-------- SELECTED EXCERPT

Too big record size
-
Hi,
When indexing website content via CLI command “wp algolia reindex –all”, I am getting the following error on number of records.
Record at the position 144 objectID=133092-0 is too big size=11814/10000 bytes. Please have a look at https://www.algolia.com/doc/guides/sending-and-managing-data/prepare-your-data/in-depth/index-and-records-size-and-usage-limitations/#record-size-limits
Does the plugin provide a way to split post content into multiple records?
BTW. Is there a public plugin roadmap where we can learn about new developments and upcoming features?
-
The plugin is already splitting post content into multiple records for you, to be fair. https://github.com/WebDevStudios/wp-search-with-algolia/blob/main/includes/indices/class-algolia-searchable-posts-index.php#L140-L172
For example,
133092-0
,133092-1
,133092-2
would be 3 records for the post with ID133092
Why the size isn’t getting calculated correctly for post
133092
isn’t something I can necessarily answer on my own, though I’m curious what content may be in it.Regarding any type of public roadmap for things, the GitHub repo page would be best https://github.com/WebDevStudios/wp-search-with-algolia
For example, here’s what we presently have slated for 2.9.0 https://github.com/WebDevStudios/wp-search-with-algolia/milestone/20
Thank you for your detailed answer.

----------------

> WHAT YOU WILL DO
In the forum thread above, where does the reply point people looking for a public roadmap for the plugin?

-------- SOURCE DATA

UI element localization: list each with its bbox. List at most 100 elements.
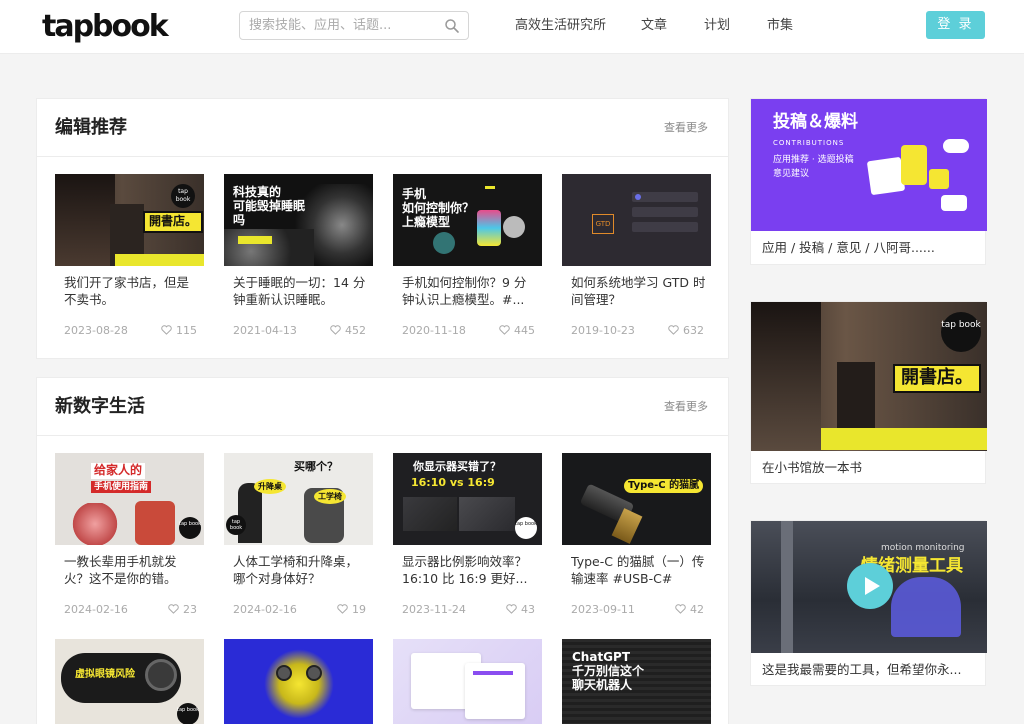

----------------

> THE OUTPUT
The plugin's GitHub repo page.